▶ _GOAL_: Write out the records below once more, exactly as they stand.

▶ _TASK MATERIAL_:

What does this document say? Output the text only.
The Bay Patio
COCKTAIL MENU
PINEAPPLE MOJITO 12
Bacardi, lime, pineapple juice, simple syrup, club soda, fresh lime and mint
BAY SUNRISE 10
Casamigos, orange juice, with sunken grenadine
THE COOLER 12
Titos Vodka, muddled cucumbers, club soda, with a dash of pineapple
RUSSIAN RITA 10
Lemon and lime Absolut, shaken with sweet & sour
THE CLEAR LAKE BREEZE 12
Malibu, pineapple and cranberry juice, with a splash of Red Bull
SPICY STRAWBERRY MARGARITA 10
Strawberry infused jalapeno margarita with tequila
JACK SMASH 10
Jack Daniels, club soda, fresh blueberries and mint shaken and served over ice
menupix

▶ _WRITTEN SOLUTION_:
What does this document say? Output the text only.
The Bay Patio
COCKTAIL MENU
PINEAPPLE MOJITO 12
Bacardi, lime, pineapple juice, simple syrup, club soda, fresh lime and mint
BAY SUNRISE 10
Casamigos, orange juice, with sunken grenadine
THE COOLER 12
Titos Vodka, muddled cucumbers, club soda, with a dash of pineapple
RUSSIAN RITA 10
Lemon and lime Absolut, shaken with sweet & sour
THE CLEAR LAKE BREEZE 12
Malibu, pineapple and cranberry juice, with a splash of Red Bull
SPICY STRAWBERRY MARGARITA 10
Strawberry infused jalapeno margarita with tequila
JACK SMASH 10
Jack Daniels, club soda, fresh blueberries and mint shaken and served over ice
menupix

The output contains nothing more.